» **Source excerpt**:
When companies purchase a significant number of machines and cluster them together to solve their computing needs, their site environment often drives specific requirements for their clusters. These requirements can include specific networking configurations, particular applications they want to have managed, a specific approach to software installation and maintenance, or existing management software and processes that they want to use on the cluster.
The key to successful cluster administration software is that it be flexible enough to accommodate many of these environments. For optimum flexibility, the systems management software must have the following characteristics:
It must have some fundamental capabilities that can be used to accomplish a wide variety of tasks. These include capabilities like parallel command execution, configuration file management, and software maintenance.
The out-of-band hardware control must be extensible to support a wide variety of hardware.
It must support a variety of node installation methodologies, for example, direct installation using the native installer, cloning nodes, or running diskless nodes.
It must support a variety of networking configurations, including routers, firewalls, low bandwidth networks, and high-security environments.
The monitoring capabilities must be configurable, extensible, and support standards.
The management software must have the proper APIs and command-line interfaces necessary to support running it in a hierarchical fashion for very large clusters or subdivided clusters.
It must be modular and customizable so that it can fit into companies' existing structures and processes (CLI, extensibility, use of isolated parts, etc.).
It must have mechanisms for allowing frequent updates and user contributions.
This article discusses each of these characteristics in turn and gives examples of cluster administration software that possesses these qualities.
Flexible Fundamental Capabilities
Cluster administration encompasses a wide variety of tasks that are often unique to the cluster or to the cluster's purpose. Therefore cluster management tools need to provide ways to accomplish many different tasks with simple tools. The more inherent the flexibility in these tools the better. Basic functionality that is needed for cluster management includes:
Support for multiple distributions: Tools that work across multiple operating systems and architectures allow for greater use. While Red Hat and SUSE SLES are two of the main distributions for enterprise clusters, support for free distributions like Fedora and Debian is also desired by many cluster users.
Distributed command execution: A distributed shell is an essential clustering component, as it allows the administrator to quickly perform command-line tasks across the entire cluster or a subset of nodes. This capability is a catchall, because it allows the administrator to perform tasks that are not specifically supported by the rest of the administration software. Required flexibility includes time-out values, skipping of offline nodes, and the ability to use any underlying remote shell.
Distribution of files: Distribution of files comes in a close second as an essential clustering capability. There are two modes of file distribution: one time copy, and a repository of files kept common throughout the cluster. The latter mode is useful for maintaining configuration files throughout the cluster or on a subset of nodes, and it can have increased flexibility by automatically running user-defined scripts before and after files are copied to the nodes.
Software maintenance: Software maintenance - the ability to upgrade and install software after a node is installed - is also important to enable administrators to install or upgrade individual applications without reinstalling the node. This feature must also automatically install prerequisite RPMs.
With the basic tools above it's possible to accomplish a large number of complex cluster tasks including installation and startup of the HPC stack, cluster-wide user management, configuration and startup of services, and addition of nodes to workload queues. For instance, installation and startup of HPC software can be done with software maintenance and the distributed shell. The configuration and startup of services like NTP and automounter, as well as user management, can be configured mainly through the distribution of files from the management server.

[Records of where elements appear]
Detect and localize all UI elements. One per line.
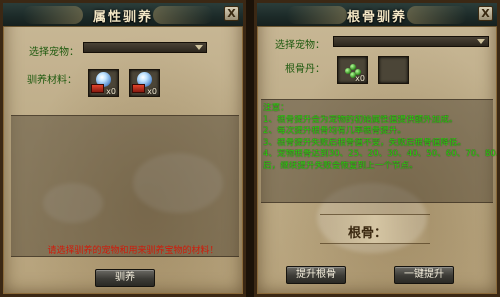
- material-slot-1[interactable]: x0: [88, 69, 119, 97]
- select-pet-dropdown[interactable]: [83, 42, 207, 53]
- item-count: x0: [355, 74, 365, 83]
- select-pet-label: 选择宠物：: [275, 40, 325, 51]
- note-line: 4、宠物根骨达到30、25、20、30、40、50、60、70、80、90: [263, 149, 497, 160]
- item-count: x0: [147, 87, 157, 96]
- note-line: 注意：: [263, 103, 289, 113]
- red-box-icon: [132, 84, 145, 93]
- material-slot-2[interactable]: x0: [129, 69, 160, 97]
- red-box-icon: [91, 84, 104, 93]
- select-pet-label: 选择宠物：: [29, 47, 79, 58]
- bone-fruit-slot[interactable]: x0: [337, 56, 368, 84]
- attribute-taming-panel: 属性驯养 X 选择宠物： 驯养材料： x0 x0 请选择驯养的宠物和用来驯养宝物…: [0, 0, 246, 297]
- note-line: 2、每次提升根骨均有几率根骨提升。: [263, 126, 406, 137]
- panel-title: 属性驯养: [92, 10, 153, 25]
- close-button[interactable]: X: [224, 6, 239, 21]
- tame-button[interactable]: 驯养: [95, 269, 155, 287]
- bone-taming-panel: 根骨驯养 X 选择宠物： 根骨丹： x0 注意： 1、根骨提升会为宠物的初始属性…: [254, 0, 500, 297]
- one-click-upgrade-button[interactable]: 一键提升: [394, 266, 454, 284]
- upgrade-bone-button[interactable]: 提升根骨: [286, 266, 346, 284]
- note-line: 后，继续提升失败会恢复到上一个节点。: [263, 160, 418, 171]
- bone-value-label: 根骨：: [348, 226, 388, 241]
- close-button[interactable]: X: [478, 6, 493, 21]
- note-line: 1、根骨提升会为宠物的初始属性值提供额外加成。: [263, 114, 458, 125]
- item-count: x0: [106, 87, 116, 96]
- title-bar[interactable]: 根骨驯养 X: [257, 3, 497, 27]
- title-bar[interactable]: 属性驯养 X: [3, 3, 243, 27]
- chevron-down-icon: [195, 45, 203, 50]
- content-area: [11, 115, 239, 257]
- material-label: 驯养材料：: [27, 75, 77, 86]
- chevron-down-icon: [477, 39, 485, 44]
- select-pet-dropdown[interactable]: [333, 36, 489, 47]
- bone-fruit-label: 根骨丹：: [285, 64, 325, 75]
- empty-slot[interactable]: [378, 56, 409, 84]
- warning-text: 请选择驯养的宠物和用来驯养宝物的材料！: [47, 246, 219, 256]
- panel-title: 根骨驯养: [346, 10, 407, 25]
- notes-text: 注意： 1、根骨提升会为宠物的初始属性值提供额外加成。 2、每次提升根骨均有几率…: [263, 103, 497, 173]
- note-line: 3、根骨提升失败后根骨值不变，失败后根骨值降低。: [263, 137, 467, 148]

» **Things to do**:
a) According to the cluster administration text, what are the two modes of file distribution?
b) Write the next part of the cluster administration text, starting after its final sentence.

» **Answers to the exercises**:
a) One-time copy, and a repository of files kept common throughout the cluster.

b)
Examples of cluster administration tools that include forms of the above functionality are xCAT, the C3 tools in Oscar, Scali Manage, and CSM. Some of the tasks above can also be accomplished through the use of enterprise-level software that can be used in clusters. One example is Red Carpet, which provides software maintenance.
Extensible Hardware Control
Many clusters consist of heterogeneous hardware. Even if all the nodes are the same machine type, there are still non-node devices such as switches and terminal servers to consider. This provides a challenging environment for remote hardware control (power on, off, and query) to the various types of hardware, as many models require unique methods of power control.
To support the ever-growing number of power methods, the administration software must support user-defined power methods that can be plugged into the main power commands. A pluggable method allows the software to more easily support new hardware, and allows the user to run the same command to all the nodes, despite their different control methods. It also allows other software components, such as installation, to drive the power control to the various hardware.
In addition to power control of the cluster hardware, remote console is another area that requires pluggable methods. There are a wide variety of terminal servers, and now serial, over LAN (SOL) support, on the market and each of these has its own intricacies for establishing a remote console session to the node.
In addition to writing your own console method for new terminal servers, "in-house" development can allow more flexibility when upgrading cluster hardware: instead of being required to wait for and upgrade to the latest version of the software to support new hardware, you can script your own solution. Examples of simple hardware control methods that cluster administrators can easily develop are power on through Wake On LAN, power off through a distributed shell, and power control via a power switch like APC or Baytech. Cluster products that provide extensible power control include xCAT, Scali Manage, and CSM.
Variety of Node Installation Methods
Installing the operating system and applications on nodes is one of the most important functions of cluster administration software, because it can take so long to do manually. Because the method of installation affects the other administration processes, it's important for the software to support a variety of installation methods.
For clusters in which the nodes are not all identical and for which there exists a separate software maintenance procedure, the approach of directly installing the RPMs from the distribution media is generally the most useful. This allows the administrator to initiate an install with just the distribution CDs in hand, and they can easily specify a different list of RPMs for different nodes. Products that support this installation method include Rocks, Clusterworx, Scali Manage, xCAT, and CSM. They generally use kickstart's and autoyast's unattended installation features to automate the installation of multiple nodes over the network in parallel.
While many users like the simplicity of the direct installation method, an equally large user camp prefers the cloning method. This generally combines the node installation method with the node software maintenance strategy. In this approach a typical node (sometimes called a "golden" node) is installed manually and configured exactly how the administrator wants the rest of the nodes to be. Then the software image is captured from the golden node and replicated to the other nodes.
When updates or configuration changes are necessary, the golden node is updated and the capture/replicate process is done again. This approach is most effective for clusters in which the nodes in the cluster are almost identical, in terms of both hardware and software.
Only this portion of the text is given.